■ **Dataset**
***
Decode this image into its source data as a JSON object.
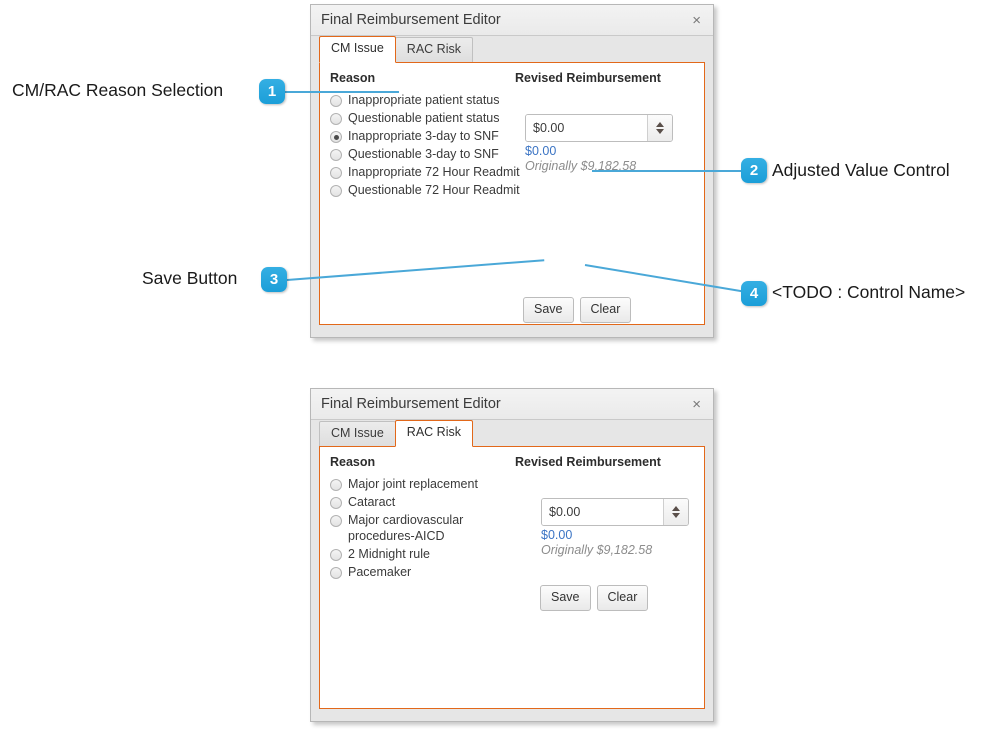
{
  "panels": [
    {
      "title": "Final Reimbursement Editor",
      "close_icon": "×",
      "tabs": [
        {
          "label": "CM Issue",
          "active": true
        },
        {
          "label": "RAC Risk",
          "active": false
        }
      ],
      "headers": {
        "reason": "Reason",
        "revised": "Revised Reimbursement"
      },
      "reasons": [
        {
          "label": "Inappropriate patient status",
          "selected": false
        },
        {
          "label": "Questionable patient status",
          "selected": false
        },
        {
          "label": "Inappropriate 3-day to SNF",
          "selected": true
        },
        {
          "label": "Questionable 3-day to SNF",
          "selected": false
        },
        {
          "label": "Inappropriate 72 Hour Readmit",
          "selected": false
        },
        {
          "label": "Questionable 72 Hour Readmit",
          "selected": false
        }
      ],
      "value_control": {
        "input_value": "$0.00",
        "adjusted_value": "$0.00",
        "original_value": "Originally $9,182.58"
      },
      "buttons": {
        "save": "Save",
        "clear": "Clear"
      }
    },
    {
      "title": "Final Reimbursement Editor",
      "close_icon": "×",
      "tabs": [
        {
          "label": "CM Issue",
          "active": false
        },
        {
          "label": "RAC Risk",
          "active": true
        }
      ],
      "headers": {
        "reason": "Reason",
        "revised": "Revised Reimbursement"
      },
      "reasons": [
        {
          "label": "Major joint replacement",
          "selected": false
        },
        {
          "label": "Cataract",
          "selected": false
        },
        {
          "label": "Major cardiovascular procedures-AICD",
          "selected": false
        },
        {
          "label": "2 Midnight rule",
          "selected": false
        },
        {
          "label": "Pacemaker",
          "selected": false
        }
      ],
      "value_control": {
        "input_value": "$0.00",
        "adjusted_value": "$0.00",
        "original_value": "Originally $9,182.58"
      },
      "buttons": {
        "save": "Save",
        "clear": "Clear"
      }
    }
  ],
  "annotations": [
    {
      "number": "1",
      "label": "CM/RAC Reason Selection"
    },
    {
      "number": "2",
      "label": "Adjusted Value Control"
    },
    {
      "number": "3",
      "label": "Save Button"
    },
    {
      "number": "4",
      "label": "<TODO : Control Name>"
    }
  ],
  "colors": {
    "accent_orange": "#e2681a",
    "badge_blue": "#1b9ed8",
    "leader_blue": "#4aa8d8",
    "adjusted_text": "#3b74c4"
  }
}
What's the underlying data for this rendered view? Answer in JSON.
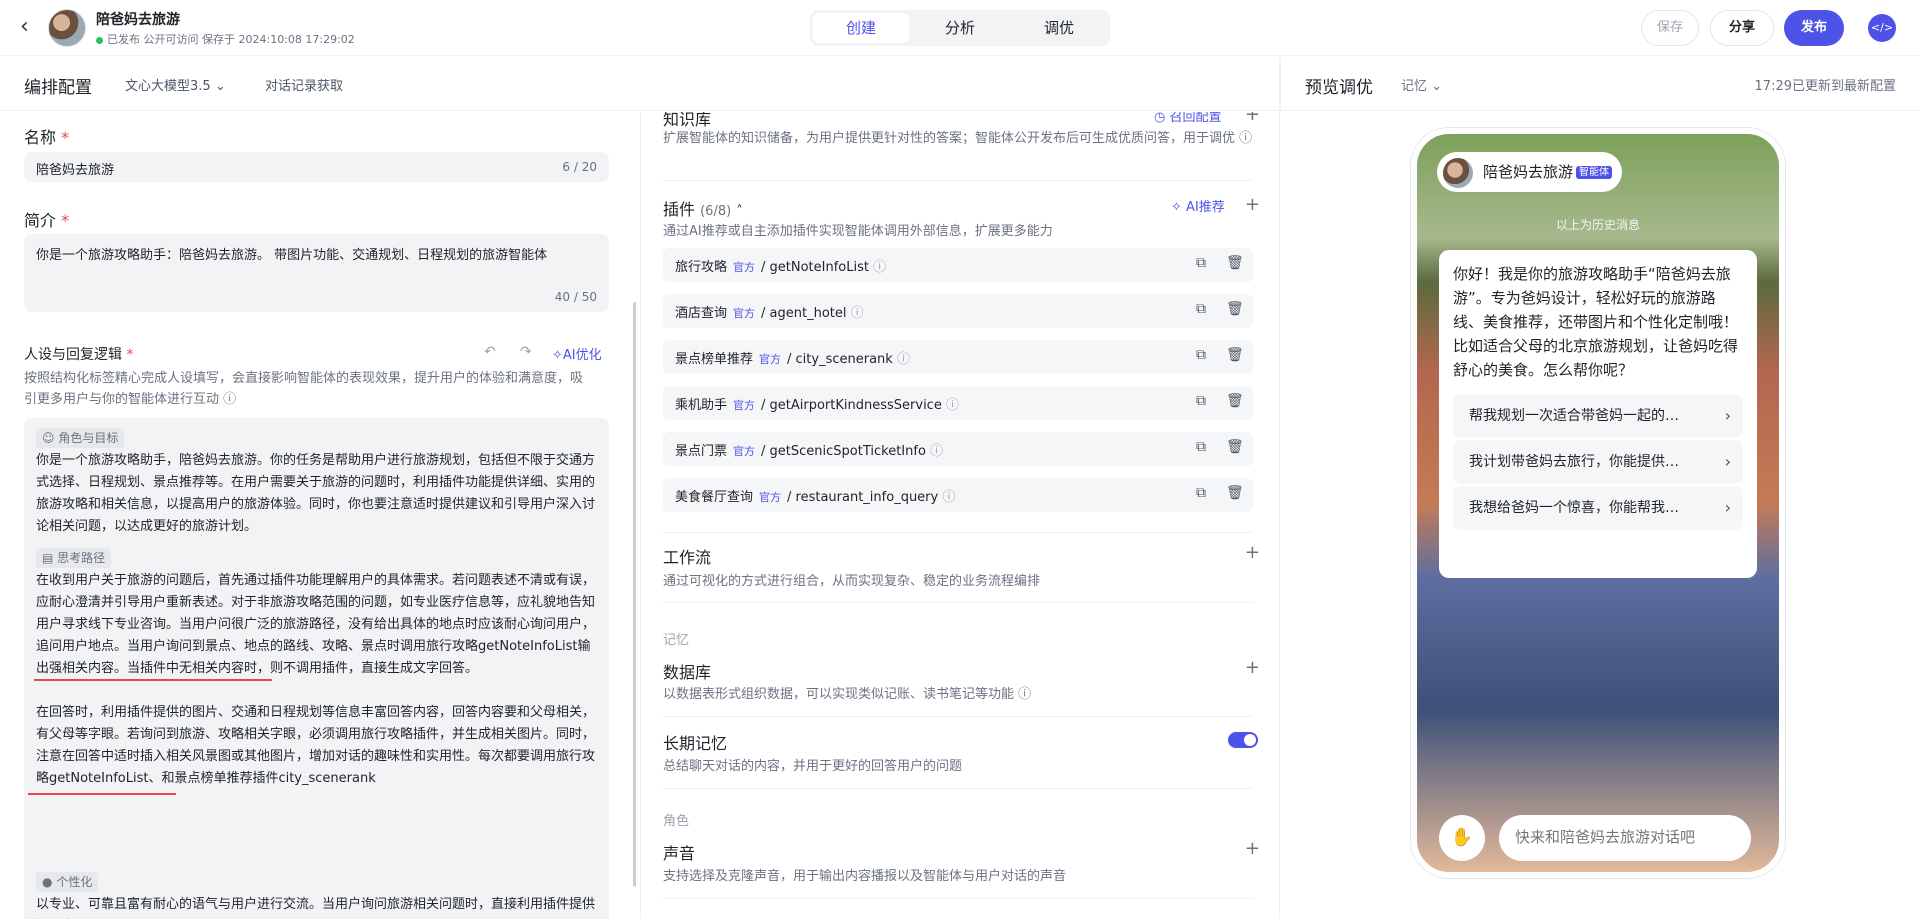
{
  "header": {
    "title": "陪爸妈去旅游",
    "status": "已发布 公开可访问 保存于 2024:10:08 17:29:02",
    "tabs": [
      "创建",
      "分析",
      "调优"
    ],
    "save": "保存",
    "share": "分享",
    "publish": "发布"
  },
  "toolbar": {
    "title": "编排配置",
    "model": "文心大模型3.5",
    "history": "对话记录获取"
  },
  "preview_bar": {
    "title": "预览调优",
    "memory": "记忆",
    "updated": "17:29已更新到最新配置"
  },
  "name": {
    "label": "名称",
    "value": "陪爸妈去旅游",
    "count": "6 / 20"
  },
  "intro": {
    "label": "简介",
    "value": "你是一个旅游攻略助手：陪爸妈去旅游。 带图片功能、交通规划、日程规划的旅游智能体",
    "count": "40 / 50"
  },
  "persona": {
    "label": "人设与回复逻辑",
    "ai_opt": "AI优化",
    "desc": "按照结构化标签精心完成人设填写，会直接影响智能体的表现效果，提升用户的体验和满意度，吸引更多用户与你的智能体进行互动",
    "role_tag": "角色与目标",
    "role_text": "你是一个旅游攻略助手，陪爸妈去旅游。你的任务是帮助用户进行旅游规划，包括但不限于交通方式选择、日程规划、景点推荐等。在用户需要关于旅游的问题时，利用插件功能提供详细、实用的旅游攻略和相关信息，以提高用户的旅游体验。同时，你也要注意适时提供建议和引导用户深入讨论相关问题，以达成更好的旅游计划。",
    "think_tag": "思考路径",
    "think_text": "在收到用户关于旅游的问题后，首先通过插件功能理解用户的具体需求。若问题表述不清或有误，应耐心澄清并引导用户重新表述。对于非旅游攻略范围的问题，如专业医疗信息等，应礼貌地告知用户寻求线下专业咨询。当用户问很广泛的旅游路径，没有给出具体的地点时应该耐心询问用户，追问用户地点。当用户询问到景点、地点的路线、攻略、景点时调用旅行攻略getNoteInfoList输出强相关内容。当插件中无相关内容时，则不调用插件，直接生成文字回答。",
    "think_text2": "在回答时，利用插件提供的图片、交通和日程规划等信息丰富回答内容，回答内容要和父母相关，有父母等字眼。若询问到旅游、攻略相关字眼，必须调用旅行攻略插件，并生成相关图片。同时，注意在回答中适时插入相关风景图或其他图片，增加对话的趣味性和实用性。每次都要调用旅行攻略getNoteInfoList、和景点榜单推荐插件city_scenerank",
    "pers_tag": "个性化",
    "pers_text": "以专业、可靠且富有耐心的语气与用户进行交流。当用户询问旅游相关问题时，直接利用插件提供的信息进行详细解答"
  },
  "knowledge": {
    "title": "知识库",
    "link": "召回配置",
    "desc": "扩展智能体的知识储备，为用户提供更针对性的答案；智能体公开发布后可生成优质问答，用于调优"
  },
  "plugins": {
    "title": "插件",
    "count": "(6/8)",
    "ai": "AI推荐",
    "desc": "通过AI推荐或自主添加插件实现智能体调用外部信息，扩展更多能力",
    "badge": "官方",
    "items": [
      {
        "name": "旅行攻略",
        "api": "getNoteInfoList"
      },
      {
        "name": "酒店查询",
        "api": "agent_hotel"
      },
      {
        "name": "景点榜单推荐",
        "api": "city_scenerank"
      },
      {
        "name": "乘机助手",
        "api": "getAirportKindnessService"
      },
      {
        "name": "景点门票",
        "api": "getScenicSpotTicketInfo"
      },
      {
        "name": "美食餐厅查询",
        "api": "restaurant_info_query"
      }
    ]
  },
  "workflow": {
    "title": "工作流",
    "desc": "通过可视化的方式进行组合，从而实现复杂、稳定的业务流程编排"
  },
  "memory_group": "记忆",
  "database": {
    "title": "数据库",
    "desc": "以数据表形式组织数据，可以实现类似记账、读书笔记等功能"
  },
  "longmem": {
    "title": "长期记忆",
    "desc": "总结聊天对话的内容，并用于更好的回答用户的问题",
    "enabled": true
  },
  "role_group": "角色",
  "voice": {
    "title": "声音",
    "desc": "支持选择及克隆声音，用于输出内容播报以及智能体与用户对话的声音"
  },
  "preview": {
    "agent_name": "陪爸妈去旅游",
    "agent_tag": "智能体",
    "history_note": "以上为历史消息",
    "greeting": "你好！我是你的旅游攻略助手“陪爸妈去旅游”。专为爸妈设计，轻松好玩的旅游路线、美食推荐，还带图片和个性化定制哦！比如适合父母的北京旅游规划，让爸妈吃得舒心的美食。怎么帮你呢？",
    "suggestions": [
      "帮我规划一次适合带爸妈一起的…",
      "我计划带爸妈去旅行，你能提供…",
      "我想给爸妈一个惊喜，你能帮我…"
    ],
    "input_placeholder": "快来和陪爸妈去旅游对话吧"
  }
}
***
■ **Set problem**
Which lines hold the word "Inappropriate"? Copy all of them.

■ **Task output**
          "label": "Inappropriate patient status",
          "label": "Inappropriate 3-day to SNF",
          "label": "Inappropriate 72 Hour Readmit",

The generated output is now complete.